DIRECTIONS →
All records must be quoted exactly. Omit the pictures.
— start EXCERPTED RECORDS —
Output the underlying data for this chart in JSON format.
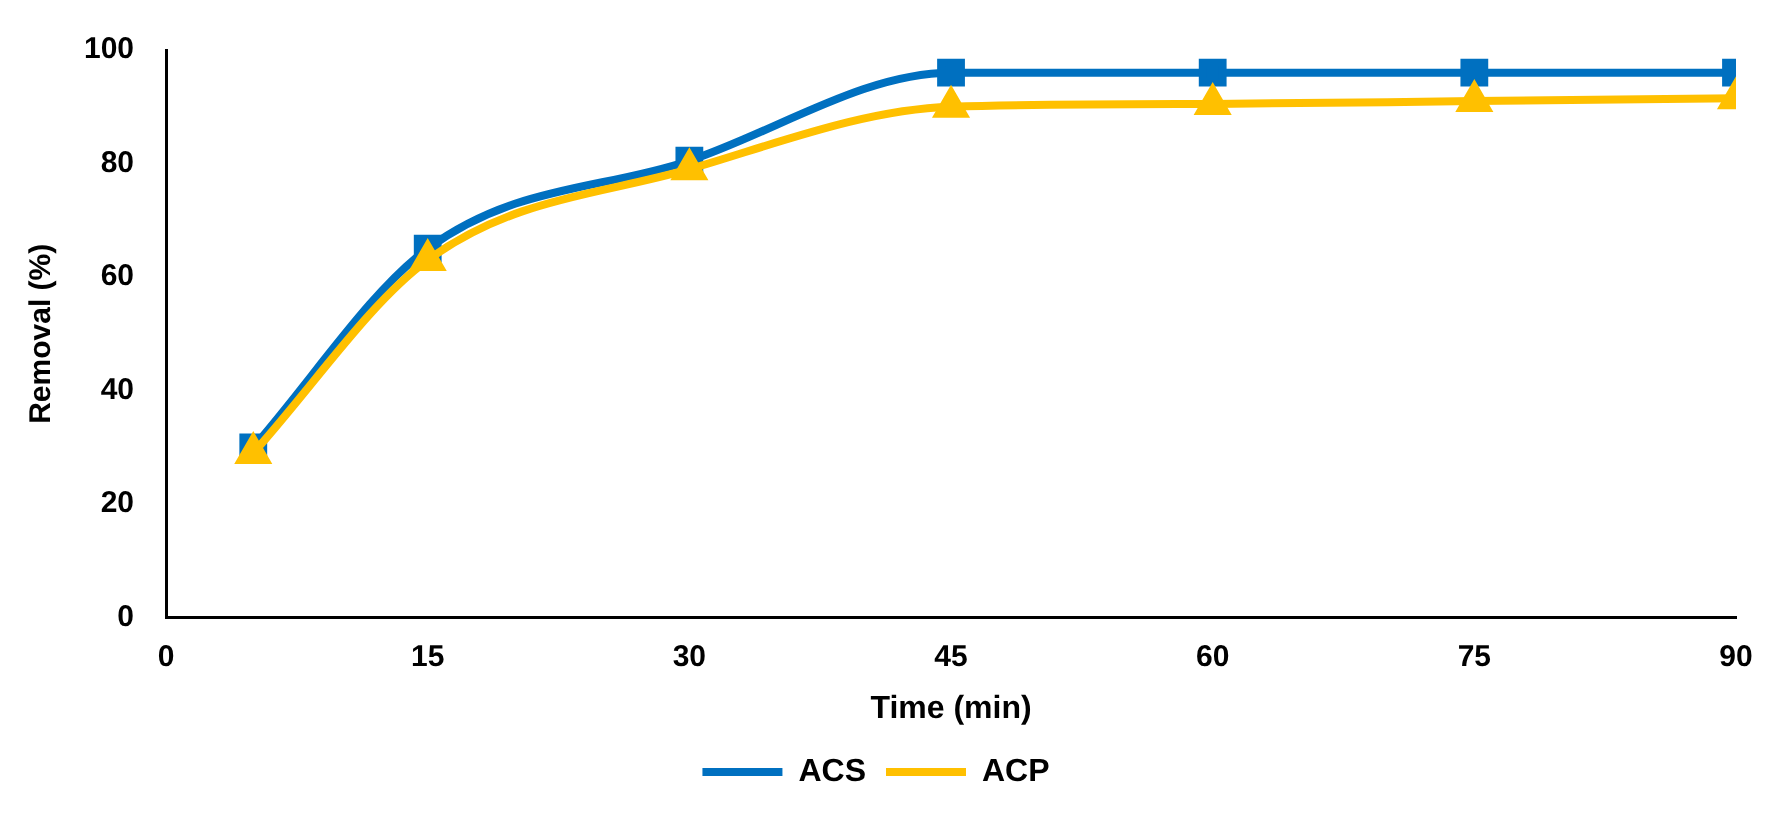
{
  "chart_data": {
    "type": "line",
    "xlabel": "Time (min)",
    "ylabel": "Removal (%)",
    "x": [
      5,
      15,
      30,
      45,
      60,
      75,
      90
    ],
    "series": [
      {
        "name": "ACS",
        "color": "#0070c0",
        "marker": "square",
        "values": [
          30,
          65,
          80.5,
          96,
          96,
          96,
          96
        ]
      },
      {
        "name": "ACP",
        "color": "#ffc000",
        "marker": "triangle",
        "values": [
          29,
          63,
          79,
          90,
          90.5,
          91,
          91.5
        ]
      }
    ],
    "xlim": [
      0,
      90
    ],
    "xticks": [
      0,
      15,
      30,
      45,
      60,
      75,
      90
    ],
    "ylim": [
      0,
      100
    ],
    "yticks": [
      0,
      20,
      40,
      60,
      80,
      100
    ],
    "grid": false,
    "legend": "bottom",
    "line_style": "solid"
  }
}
— end EXCERPTED RECORDS —
THE OUTPUT →
Output the underlying data for this chart in JSON format.
{
  "chart_data": {
    "type": "line",
    "xlabel": "Time (min)",
    "ylabel": "Removal (%)",
    "x": [
      5,
      15,
      30,
      45,
      60,
      75,
      90
    ],
    "series": [
      {
        "name": "ACS",
        "color": "#0070c0",
        "marker": "square",
        "values": [
          30,
          65,
          80.5,
          96,
          96,
          96,
          96
        ]
      },
      {
        "name": "ACP",
        "color": "#ffc000",
        "marker": "triangle",
        "values": [
          29,
          63,
          79,
          90,
          90.5,
          91,
          91.5
        ]
      }
    ],
    "xlim": [
      0,
      90
    ],
    "xticks": [
      0,
      15,
      30,
      45,
      60,
      75,
      90
    ],
    "ylim": [
      0,
      100
    ],
    "yticks": [
      0,
      20,
      40,
      60,
      80,
      100
    ],
    "grid": false,
    "legend": "bottom",
    "line_style": "solid"
  }
}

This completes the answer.